What is needed here is an exact copy of every entry.

* * * *

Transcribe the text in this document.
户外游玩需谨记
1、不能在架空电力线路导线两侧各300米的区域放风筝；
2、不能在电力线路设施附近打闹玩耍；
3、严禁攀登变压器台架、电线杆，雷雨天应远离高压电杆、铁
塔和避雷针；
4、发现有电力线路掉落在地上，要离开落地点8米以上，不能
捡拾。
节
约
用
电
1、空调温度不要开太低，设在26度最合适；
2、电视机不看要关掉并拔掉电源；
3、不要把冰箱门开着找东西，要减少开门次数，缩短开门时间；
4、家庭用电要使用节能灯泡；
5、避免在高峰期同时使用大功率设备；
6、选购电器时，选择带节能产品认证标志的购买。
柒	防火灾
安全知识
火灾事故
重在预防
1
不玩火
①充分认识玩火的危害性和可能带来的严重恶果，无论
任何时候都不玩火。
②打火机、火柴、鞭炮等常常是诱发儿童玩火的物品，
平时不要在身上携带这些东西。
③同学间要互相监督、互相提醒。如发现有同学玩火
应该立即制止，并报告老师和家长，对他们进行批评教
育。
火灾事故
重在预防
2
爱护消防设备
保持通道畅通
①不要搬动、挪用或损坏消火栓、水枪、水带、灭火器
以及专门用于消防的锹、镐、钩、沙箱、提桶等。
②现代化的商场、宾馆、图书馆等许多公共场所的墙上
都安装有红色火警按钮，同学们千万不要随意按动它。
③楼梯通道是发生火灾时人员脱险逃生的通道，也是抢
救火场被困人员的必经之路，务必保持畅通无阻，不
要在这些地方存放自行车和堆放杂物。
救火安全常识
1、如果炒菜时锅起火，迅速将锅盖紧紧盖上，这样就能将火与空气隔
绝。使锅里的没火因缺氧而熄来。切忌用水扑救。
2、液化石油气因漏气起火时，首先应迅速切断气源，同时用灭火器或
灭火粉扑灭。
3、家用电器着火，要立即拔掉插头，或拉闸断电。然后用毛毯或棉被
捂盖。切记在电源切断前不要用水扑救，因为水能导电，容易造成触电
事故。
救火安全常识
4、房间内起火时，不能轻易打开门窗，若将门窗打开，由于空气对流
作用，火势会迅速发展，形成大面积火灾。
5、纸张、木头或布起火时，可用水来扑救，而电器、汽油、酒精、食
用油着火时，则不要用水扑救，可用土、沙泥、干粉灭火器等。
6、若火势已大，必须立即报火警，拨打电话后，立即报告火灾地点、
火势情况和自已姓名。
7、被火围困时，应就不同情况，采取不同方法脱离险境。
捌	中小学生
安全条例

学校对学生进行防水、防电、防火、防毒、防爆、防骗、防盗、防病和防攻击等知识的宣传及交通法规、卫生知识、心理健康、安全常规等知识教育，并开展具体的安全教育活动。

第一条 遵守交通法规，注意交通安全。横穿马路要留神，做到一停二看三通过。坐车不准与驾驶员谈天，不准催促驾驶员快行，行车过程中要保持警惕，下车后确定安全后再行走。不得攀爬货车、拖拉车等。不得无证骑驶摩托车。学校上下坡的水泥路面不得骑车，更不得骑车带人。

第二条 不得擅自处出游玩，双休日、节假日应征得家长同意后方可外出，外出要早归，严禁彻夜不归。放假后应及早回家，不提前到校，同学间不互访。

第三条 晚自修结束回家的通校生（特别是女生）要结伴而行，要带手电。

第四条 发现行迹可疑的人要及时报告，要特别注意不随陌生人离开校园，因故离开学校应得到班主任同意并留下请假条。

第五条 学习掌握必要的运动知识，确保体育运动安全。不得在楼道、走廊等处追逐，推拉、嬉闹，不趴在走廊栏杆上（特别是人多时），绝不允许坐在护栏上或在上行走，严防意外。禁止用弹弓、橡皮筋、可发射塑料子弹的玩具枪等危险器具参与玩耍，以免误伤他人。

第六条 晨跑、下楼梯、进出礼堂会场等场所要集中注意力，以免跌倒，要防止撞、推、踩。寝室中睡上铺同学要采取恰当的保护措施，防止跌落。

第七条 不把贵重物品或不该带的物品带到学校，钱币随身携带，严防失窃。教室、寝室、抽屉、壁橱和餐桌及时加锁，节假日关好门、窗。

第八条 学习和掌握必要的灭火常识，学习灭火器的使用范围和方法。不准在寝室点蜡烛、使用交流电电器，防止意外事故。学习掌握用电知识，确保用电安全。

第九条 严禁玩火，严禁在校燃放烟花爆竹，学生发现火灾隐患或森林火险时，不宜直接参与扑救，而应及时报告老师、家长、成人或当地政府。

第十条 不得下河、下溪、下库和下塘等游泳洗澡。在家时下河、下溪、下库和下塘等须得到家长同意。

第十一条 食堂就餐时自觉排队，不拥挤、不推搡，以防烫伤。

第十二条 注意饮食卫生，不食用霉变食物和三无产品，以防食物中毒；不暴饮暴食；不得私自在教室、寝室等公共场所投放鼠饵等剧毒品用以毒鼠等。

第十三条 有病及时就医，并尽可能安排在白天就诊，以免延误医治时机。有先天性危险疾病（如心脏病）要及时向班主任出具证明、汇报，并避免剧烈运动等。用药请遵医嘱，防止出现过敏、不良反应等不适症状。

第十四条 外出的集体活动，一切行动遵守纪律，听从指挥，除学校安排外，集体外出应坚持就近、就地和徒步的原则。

* * * *

▶ _FULL OUTPUT_
Transcribe the text in this document.
户外游玩需谨记
1、不能在架空电力线路导线两侧各300米的区域放风筝；
2、不能在电力线路设施附近打闹玩耍；
3、严禁攀登变压器台架、电线杆，雷雨天应远离高压电杆、铁
塔和避雷针；
4、发现有电力线路掉落在地上，要离开落地点8米以上，不能
捡拾。
节
约
用
电
1、空调温度不要开太低，设在26度最合适；
2、电视机不看要关掉并拔掉电源；
3、不要把冰箱门开着找东西，要减少开门次数，缩短开门时间；
4、家庭用电要使用节能灯泡；
5、避免在高峰期同时使用大功率设备；
6、选购电器时，选择带节能产品认证标志的购买。
柒	防火灾
安全知识
火灾事故
重在预防
1
不玩火
①充分认识玩火的危害性和可能带来的严重恶果，无论
任何时候都不玩火。
②打火机、火柴、鞭炮等常常是诱发儿童玩火的物品，
平时不要在身上携带这些东西。
③同学间要互相监督、互相提醒。如发现有同学玩火
应该立即制止，并报告老师和家长，对他们进行批评教
育。
火灾事故
重在预防
2
爱护消防设备
保持通道畅通
①不要搬动、挪用或损坏消火栓、水枪、水带、灭火器
以及专门用于消防的锹、镐、钩、沙箱、提桶等。
②现代化的商场、宾馆、图书馆等许多公共场所的墙上
都安装有红色火警按钮，同学们千万不要随意按动它。
③楼梯通道是发生火灾时人员脱险逃生的通道，也是抢
救火场被困人员的必经之路，务必保持畅通无阻，不
要在这些地方存放自行车和堆放杂物。
救火安全常识
1、如果炒菜时锅起火，迅速将锅盖紧紧盖上，这样就能将火与空气隔
绝。使锅里的没火因缺氧而熄来。切忌用水扑救。
2、液化石油气因漏气起火时，首先应迅速切断气源，同时用灭火器或
灭火粉扑灭。
3、家用电器着火，要立即拔掉插头，或拉闸断电。然后用毛毯或棉被
捂盖。切记在电源切断前不要用水扑救，因为水能导电，容易造成触电
事故。
救火安全常识
4、房间内起火时，不能轻易打开门窗，若将门窗打开，由于空气对流
作用，火势会迅速发展，形成大面积火灾。
5、纸张、木头或布起火时，可用水来扑救，而电器、汽油、酒精、食
用油着火时，则不要用水扑救，可用土、沙泥、干粉灭火器等。
6、若火势已大，必须立即报火警，拨打电话后，立即报告火灾地点、
火势情况和自已姓名。
7、被火围困时，应就不同情况，采取不同方法脱离险境。
捌	中小学生
安全条例

学校对学生进行防水、防电、防火、防毒、防爆、防骗、防盗、防病和防攻击等知识的宣传及交通法规、卫生知识、心理健康、安全常规等知识教育，并开展具体的安全教育活动。

第一条 遵守交通法规，注意交通安全。横穿马路要留神，做到一停二看三通过。坐车不准与驾驶员谈天，不准催促驾驶员快行，行车过程中要保持警惕，下车后确定安全后再行走。不得攀爬货车、拖拉车等。不得无证骑驶摩托车。学校上下坡的水泥路面不得骑车，更不得骑车带人。

第二条 不得擅自处出游玩，双休日、节假日应征得家长同意后方可外出，外出要早归，严禁彻夜不归。放假后应及早回家，不提前到校，同学间不互访。

第三条 晚自修结束回家的通校生（特别是女生）要结伴而行，要带手电。

第四条 发现行迹可疑的人要及时报告，要特别注意不随陌生人离开校园，因故离开学校应得到班主任同意并留下请假条。

第五条 学习掌握必要的运动知识，确保体育运动安全。不得在楼道、走廊等处追逐，推拉、嬉闹，不趴在走廊栏杆上（特别是人多时），绝不允许坐在护栏上或在上行走，严防意外。禁止用弹弓、橡皮筋、可发射塑料子弹的玩具枪等危险器具参与玩耍，以免误伤他人。

第六条 晨跑、下楼梯、进出礼堂会场等场所要集中注意力，以免跌倒，要防止撞、推、踩。寝室中睡上铺同学要采取恰当的保护措施，防止跌落。

第七条 不把贵重物品或不该带的物品带到学校，钱币随身携带，严防失窃。教室、寝室、抽屉、壁橱和餐桌及时加锁，节假日关好门、窗。

第八条 学习和掌握必要的灭火常识，学习灭火器的使用范围和方法。不准在寝室点蜡烛、使用交流电电器，防止意外事故。学习掌握用电知识，确保用电安全。

第九条 严禁玩火，严禁在校燃放烟花爆竹，学生发现火灾隐患或森林火险时，不宜直接参与扑救，而应及时报告老师、家长、成人或当地政府。

第十条 不得下河、下溪、下库和下塘等游泳洗澡。在家时下河、下溪、下库和下塘等须得到家长同意。

第十一条 食堂就餐时自觉排队，不拥挤、不推搡，以防烫伤。

第十二条 注意饮食卫生，不食用霉变食物和三无产品，以防食物中毒；不暴饮暴食；不得私自在教室、寝室等公共场所投放鼠饵等剧毒品用以毒鼠等。

第十三条 有病及时就医，并尽可能安排在白天就诊，以免延误医治时机。有先天性危险疾病（如心脏病）要及时向班主任出具证明、汇报，并避免剧烈运动等。用药请遵医嘱，防止出现过敏、不良反应等不适症状。

第十四条 外出的集体活动，一切行动遵守纪律，听从指挥，除学校安排外，集体外出应坚持就近、就地和徒步的原则。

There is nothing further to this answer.